Stated exercise: Write out the entries below once more, exactly, with the pictures left out.

Start of Records for the task

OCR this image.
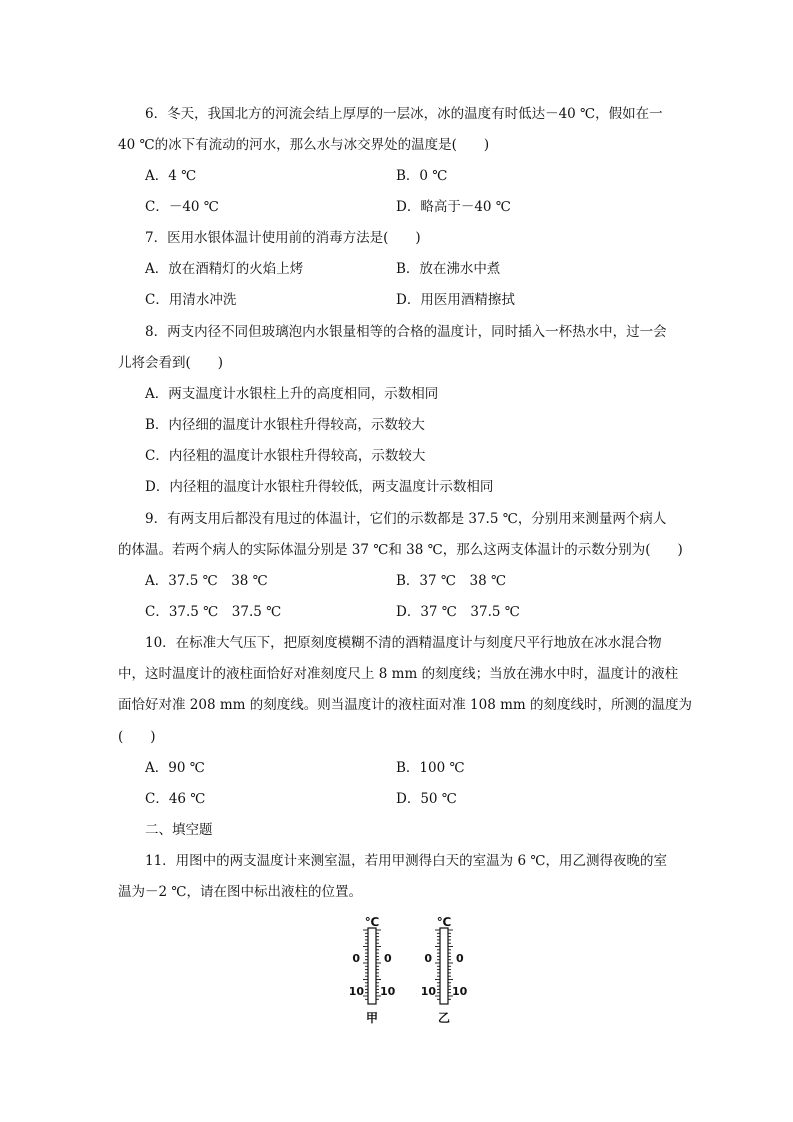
6．冬天，我国北方的河流会结上厚厚的一层冰，冰的温度有时低达－40 ℃，假如在一
40 ℃的冰下有流动的河水，那么水与冰交界处的温度是(　　)
A．4 ℃	B．0 ℃
C．－40 ℃	D．略高于－40 ℃
7．医用水银体温计使用前的消毒方法是(　　)
A．放在酒精灯的火焰上烤	B．放在沸水中煮
C．用清水冲洗	D．用医用酒精擦拭
8．两支内径不同但玻璃泡内水银量相等的合格的温度计，同时插入一杯热水中，过一会
儿将会看到(　　)
A．两支温度计水银柱上升的高度相同，示数相同
B．内径细的温度计水银柱升得较高，示数较大
C．内径粗的温度计水银柱升得较高，示数较大
D．内径粗的温度计水银柱升得较低，两支温度计示数相同
9．有两支用后都没有甩过的体温计，它们的示数都是 37.5 ℃，分别用来测量两个病人
的体温。若两个病人的实际体温分别是 37 ℃和 38 ℃，那么这两支体温计的示数分别为(　　)
A．37.5 ℃　38 ℃	B．37 ℃　38 ℃
C．37.5 ℃　37.5 ℃	D．37 ℃　37.5 ℃
10．在标准大气压下，把原刻度模糊不清的酒精温度计与刻度尺平行地放在冰水混合物
中，这时温度计的液柱面恰好对准刻度尺上 8 mm 的刻度线；当放在沸水中时，温度计的液柱
面恰好对准 208 mm 的刻度线。则当温度计的液柱面对准 108 mm 的刻度线时，所测的温度为
(　　)
A．90 ℃	B．100 ℃
C．46 ℃	D．50 ℃
二、填空题
11．用图中的两支温度计来测室温，若用甲测得白天的室温为 6 ℃，用乙测得夜晚的室
温为－2 ℃，请在图中标出液柱的位置。
℃
0 0
10 10
甲
℃
0 0
10 10
乙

End of Records for the task

Result for this task:
OCR this image.
6．冬天，我国北方的河流会结上厚厚的一层冰，冰的温度有时低达－40 ℃，假如在一
40 ℃的冰下有流动的河水，那么水与冰交界处的温度是(　　)
A．4 ℃	B．0 ℃
C．－40 ℃	D．略高于－40 ℃
7．医用水银体温计使用前的消毒方法是(　　)
A．放在酒精灯的火焰上烤	B．放在沸水中煮
C．用清水冲洗	D．用医用酒精擦拭
8．两支内径不同但玻璃泡内水银量相等的合格的温度计，同时插入一杯热水中，过一会
儿将会看到(　　)
A．两支温度计水银柱上升的高度相同，示数相同
B．内径细的温度计水银柱升得较高，示数较大
C．内径粗的温度计水银柱升得较高，示数较大
D．内径粗的温度计水银柱升得较低，两支温度计示数相同
9．有两支用后都没有甩过的体温计，它们的示数都是 37.5 ℃，分别用来测量两个病人
的体温。若两个病人的实际体温分别是 37 ℃和 38 ℃，那么这两支体温计的示数分别为(　　)
A．37.5 ℃　38 ℃	B．37 ℃　38 ℃
C．37.5 ℃　37.5 ℃	D．37 ℃　37.5 ℃
10．在标准大气压下，把原刻度模糊不清的酒精温度计与刻度尺平行地放在冰水混合物
中，这时温度计的液柱面恰好对准刻度尺上 8 mm 的刻度线；当放在沸水中时，温度计的液柱
面恰好对准 208 mm 的刻度线。则当温度计的液柱面对准 108 mm 的刻度线时，所测的温度为
(　　)
A．90 ℃	B．100 ℃
C．46 ℃	D．50 ℃
二、填空题
11．用图中的两支温度计来测室温，若用甲测得白天的室温为 6 ℃，用乙测得夜晚的室
温为－2 ℃，请在图中标出液柱的位置。
℃
0 0
10 10
甲
℃
0 0
10 10
乙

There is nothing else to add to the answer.